[Records from a collection of figures]
• • • •

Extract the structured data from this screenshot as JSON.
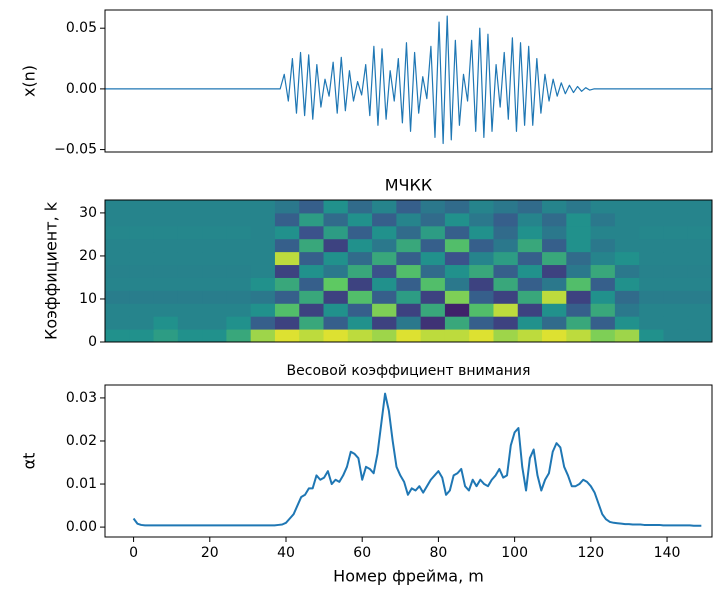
{
  "chart_data": [
    {
      "type": "line",
      "y_label": "x(n)",
      "color": "#1f77b4",
      "ylim": [
        -0.052,
        0.065
      ],
      "yticks": [
        {
          "value": -0.05,
          "label": "−0.05"
        },
        {
          "value": 0,
          "label": "0.00"
        },
        {
          "value": 0.05,
          "label": "0.05"
        }
      ],
      "values": [
        0,
        0,
        0,
        0,
        0,
        0,
        0,
        0,
        0,
        0,
        0,
        0,
        0,
        0,
        0,
        0,
        0,
        0,
        0,
        0,
        0,
        0,
        0,
        0,
        0,
        0,
        0,
        0,
        0,
        0,
        0,
        0,
        0,
        0,
        0,
        0,
        0,
        0,
        0,
        0,
        0,
        0,
        0,
        0,
        0.012,
        -0.01,
        0.025,
        -0.02,
        0.03,
        -0.022,
        0.028,
        -0.025,
        0.02,
        -0.015,
        0.008,
        -0.006,
        0.022,
        -0.02,
        0.026,
        -0.018,
        0.015,
        -0.01,
        0.006,
        -0.005,
        0.02,
        -0.022,
        0.035,
        -0.03,
        0.033,
        -0.025,
        0.015,
        -0.01,
        0.025,
        -0.028,
        0.038,
        -0.035,
        0.03,
        -0.02,
        0.01,
        -0.008,
        0.035,
        -0.04,
        0.055,
        -0.045,
        0.06,
        -0.042,
        0.04,
        -0.03,
        0.012,
        -0.01,
        0.04,
        -0.035,
        0.05,
        -0.04,
        0.045,
        -0.035,
        0.02,
        -0.015,
        0.03,
        -0.025,
        0.042,
        -0.035,
        0.038,
        -0.03,
        0.035,
        -0.03,
        0.025,
        -0.02,
        0.012,
        -0.01,
        0.008,
        -0.006,
        0.005,
        -0.004,
        0.003,
        -0.003,
        0.002,
        -0.002,
        0.001,
        -0.001,
        0,
        0,
        0,
        0,
        0,
        0,
        0,
        0,
        0,
        0,
        0,
        0,
        0,
        0,
        0,
        0,
        0,
        0,
        0,
        0,
        0,
        0,
        0,
        0,
        0,
        0,
        0,
        0,
        0,
        0
      ]
    },
    {
      "type": "heatmap",
      "title": "МЧКК",
      "y_label": "Коэффициент, k",
      "ylim": [
        0,
        33
      ],
      "yticks": [
        0,
        10,
        20,
        30
      ],
      "z": [
        [
          0.5,
          0.5,
          0.55,
          0.5,
          0.5,
          0.6,
          0.85,
          0.95,
          0.9,
          0.95,
          0.9,
          0.85,
          0.95,
          0.9,
          0.9,
          0.95,
          0.85,
          0.9,
          0.95,
          0.9,
          0.8,
          0.85,
          0.5,
          0.45,
          0.45
        ],
        [
          0.45,
          0.45,
          0.5,
          0.45,
          0.45,
          0.5,
          0.3,
          0.2,
          0.6,
          0.3,
          0.5,
          0.2,
          0.4,
          0.15,
          0.6,
          0.3,
          0.2,
          0.5,
          0.35,
          0.6,
          0.3,
          0.5,
          0.45,
          0.45,
          0.45
        ],
        [
          0.45,
          0.45,
          0.45,
          0.45,
          0.45,
          0.45,
          0.5,
          0.7,
          0.2,
          0.5,
          0.3,
          0.8,
          0.2,
          0.6,
          0.1,
          0.7,
          0.9,
          0.2,
          0.5,
          0.3,
          0.6,
          0.4,
          0.45,
          0.45,
          0.45
        ],
        [
          0.42,
          0.42,
          0.42,
          0.42,
          0.42,
          0.42,
          0.4,
          0.3,
          0.6,
          0.2,
          0.7,
          0.3,
          0.55,
          0.2,
          0.8,
          0.3,
          0.2,
          0.6,
          0.9,
          0.2,
          0.5,
          0.35,
          0.42,
          0.42,
          0.42
        ],
        [
          0.45,
          0.45,
          0.45,
          0.45,
          0.45,
          0.45,
          0.5,
          0.6,
          0.3,
          0.75,
          0.2,
          0.5,
          0.3,
          0.7,
          0.4,
          0.2,
          0.6,
          0.3,
          0.4,
          0.7,
          0.3,
          0.5,
          0.45,
          0.45,
          0.45
        ],
        [
          0.44,
          0.44,
          0.44,
          0.44,
          0.44,
          0.44,
          0.45,
          0.2,
          0.5,
          0.4,
          0.6,
          0.25,
          0.7,
          0.35,
          0.5,
          0.6,
          0.3,
          0.5,
          0.2,
          0.4,
          0.6,
          0.4,
          0.44,
          0.44,
          0.44
        ],
        [
          0.45,
          0.45,
          0.45,
          0.45,
          0.45,
          0.45,
          0.45,
          0.9,
          0.3,
          0.5,
          0.35,
          0.6,
          0.3,
          0.5,
          0.25,
          0.45,
          0.55,
          0.3,
          0.6,
          0.35,
          0.45,
          0.5,
          0.45,
          0.45,
          0.45
        ],
        [
          0.45,
          0.45,
          0.45,
          0.45,
          0.45,
          0.45,
          0.45,
          0.3,
          0.6,
          0.2,
          0.5,
          0.4,
          0.6,
          0.3,
          0.7,
          0.3,
          0.4,
          0.6,
          0.3,
          0.5,
          0.4,
          0.45,
          0.45,
          0.45,
          0.45
        ],
        [
          0.46,
          0.46,
          0.46,
          0.46,
          0.46,
          0.46,
          0.45,
          0.5,
          0.25,
          0.55,
          0.3,
          0.5,
          0.35,
          0.55,
          0.3,
          0.5,
          0.35,
          0.5,
          0.4,
          0.5,
          0.45,
          0.45,
          0.46,
          0.46,
          0.46
        ],
        [
          0.45,
          0.45,
          0.45,
          0.45,
          0.45,
          0.45,
          0.45,
          0.3,
          0.55,
          0.35,
          0.5,
          0.3,
          0.45,
          0.35,
          0.5,
          0.4,
          0.3,
          0.45,
          0.35,
          0.5,
          0.4,
          0.45,
          0.45,
          0.45,
          0.45
        ],
        [
          0.45,
          0.45,
          0.45,
          0.45,
          0.45,
          0.45,
          0.45,
          0.4,
          0.3,
          0.5,
          0.35,
          0.45,
          0.3,
          0.4,
          0.35,
          0.45,
          0.4,
          0.35,
          0.45,
          0.4,
          0.45,
          0.45,
          0.45,
          0.45,
          0.45
        ]
      ]
    },
    {
      "type": "line",
      "title": "Весовой коэффициент внимания",
      "y_label": "αt",
      "x_label": "Номер фрейма, m",
      "color": "#1f77b4",
      "xlim": [
        -7.5,
        151.8
      ],
      "xticks": [
        0,
        20,
        40,
        60,
        80,
        100,
        120,
        140
      ],
      "ylim": [
        -0.0023,
        0.033
      ],
      "yticks": [
        {
          "value": 0,
          "label": "0.00"
        },
        {
          "value": 0.01,
          "label": "0.01"
        },
        {
          "value": 0.02,
          "label": "0.02"
        },
        {
          "value": 0.03,
          "label": "0.03"
        }
      ],
      "values": [
        0.002,
        0.0008,
        0.0005,
        0.0004,
        0.0004,
        0.0004,
        0.0004,
        0.0004,
        0.0004,
        0.0004,
        0.0004,
        0.0004,
        0.0004,
        0.0004,
        0.0004,
        0.0004,
        0.0004,
        0.0004,
        0.0004,
        0.0004,
        0.0004,
        0.0004,
        0.0004,
        0.0004,
        0.0004,
        0.0004,
        0.0004,
        0.0004,
        0.0004,
        0.0004,
        0.0004,
        0.0004,
        0.0004,
        0.0004,
        0.0004,
        0.0004,
        0.0004,
        0.0004,
        0.0005,
        0.0006,
        0.001,
        0.002,
        0.003,
        0.005,
        0.007,
        0.0075,
        0.009,
        0.009,
        0.012,
        0.011,
        0.0115,
        0.013,
        0.01,
        0.011,
        0.0105,
        0.012,
        0.014,
        0.0175,
        0.017,
        0.016,
        0.011,
        0.014,
        0.0135,
        0.0125,
        0.017,
        0.024,
        0.031,
        0.027,
        0.02,
        0.014,
        0.012,
        0.0105,
        0.0075,
        0.009,
        0.0085,
        0.0095,
        0.008,
        0.0095,
        0.011,
        0.012,
        0.013,
        0.0115,
        0.0075,
        0.0085,
        0.012,
        0.0125,
        0.0135,
        0.0095,
        0.0085,
        0.011,
        0.0095,
        0.011,
        0.01,
        0.0095,
        0.011,
        0.012,
        0.0135,
        0.0115,
        0.012,
        0.019,
        0.022,
        0.023,
        0.014,
        0.0085,
        0.016,
        0.018,
        0.012,
        0.0085,
        0.011,
        0.0125,
        0.0175,
        0.0195,
        0.0185,
        0.014,
        0.012,
        0.0095,
        0.0095,
        0.01,
        0.011,
        0.0105,
        0.0095,
        0.008,
        0.0055,
        0.003,
        0.0018,
        0.0012,
        0.001,
        0.0009,
        0.0008,
        0.0007,
        0.0007,
        0.0006,
        0.0006,
        0.0006,
        0.0005,
        0.0005,
        0.0005,
        0.0005,
        0.0005,
        0.0004,
        0.0004,
        0.0004,
        0.0004,
        0.0004,
        0.0004,
        0.0004,
        0.0004,
        0.0003,
        0.0003,
        0.0003
      ]
    }
  ]
}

• • • •

Choose all lines containing the string "title" and copy them out.

• **Reply to the exercise**:
      "title": "МЧКК",
      "title": "Весовой коэффициент внимания",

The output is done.